======== Provided data ========

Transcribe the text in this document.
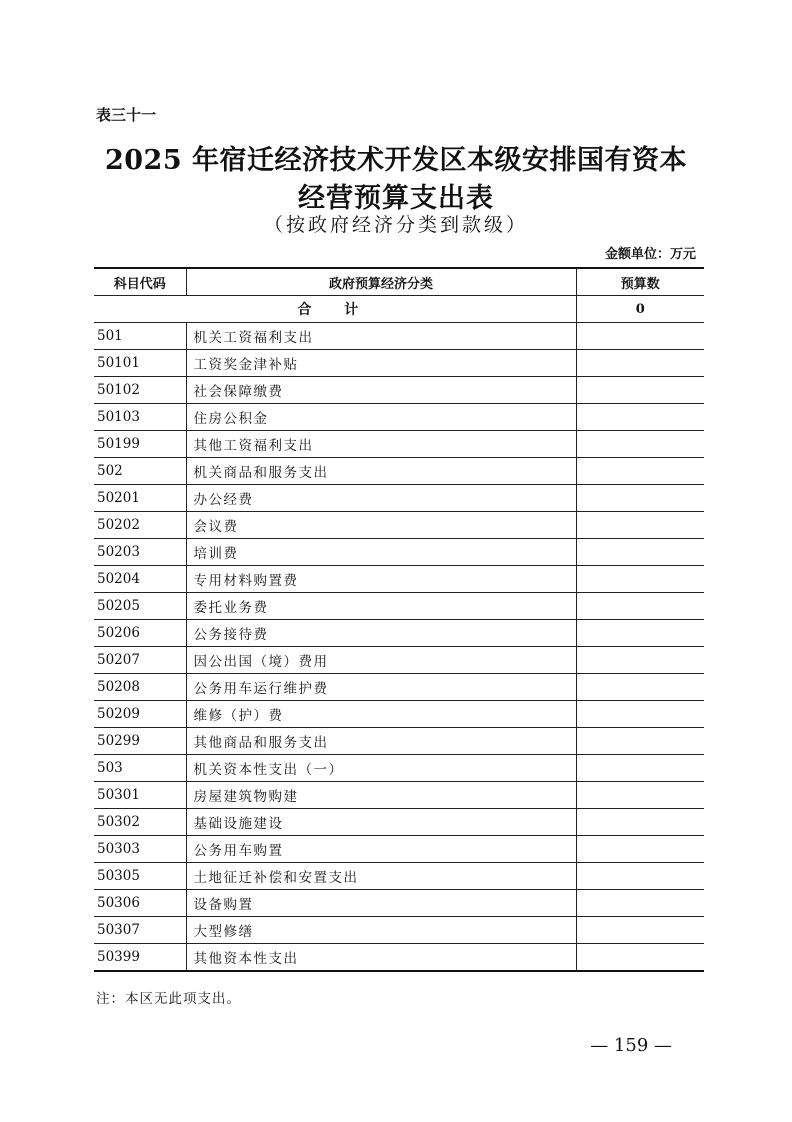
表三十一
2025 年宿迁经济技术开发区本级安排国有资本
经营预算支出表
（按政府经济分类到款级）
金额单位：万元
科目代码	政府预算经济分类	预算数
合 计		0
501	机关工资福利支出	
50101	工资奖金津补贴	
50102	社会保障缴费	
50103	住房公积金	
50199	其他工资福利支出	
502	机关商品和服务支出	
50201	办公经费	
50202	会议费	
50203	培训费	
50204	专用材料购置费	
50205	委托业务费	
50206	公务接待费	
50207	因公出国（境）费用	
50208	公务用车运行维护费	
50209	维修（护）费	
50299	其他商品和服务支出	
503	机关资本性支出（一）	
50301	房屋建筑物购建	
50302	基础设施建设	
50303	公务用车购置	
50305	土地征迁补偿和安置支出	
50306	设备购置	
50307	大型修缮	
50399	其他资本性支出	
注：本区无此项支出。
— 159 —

========

Exercise task: Transcribe the records word for word and include no pictures.

Written reply:
Transcribe the text in this document.
表三十一
2025 年宿迁经济技术开发区本级安排国有资本
经营预算支出表
（按政府经济分类到款级）
金额单位：万元
科目代码	政府预算经济分类	预算数
合 计		0
501	机关工资福利支出	
50101	工资奖金津补贴	
50102	社会保障缴费	
50103	住房公积金	
50199	其他工资福利支出	
502	机关商品和服务支出	
50201	办公经费	
50202	会议费	
50203	培训费	
50204	专用材料购置费	
50205	委托业务费	
50206	公务接待费	
50207	因公出国（境）费用	
50208	公务用车运行维护费	
50209	维修（护）费	
50299	其他商品和服务支出	
503	机关资本性支出（一）	
50301	房屋建筑物购建	
50302	基础设施建设	
50303	公务用车购置	
50305	土地征迁补偿和安置支出	
50306	设备购置	
50307	大型修缮	
50399	其他资本性支出	
注：本区无此项支出。
— 159 —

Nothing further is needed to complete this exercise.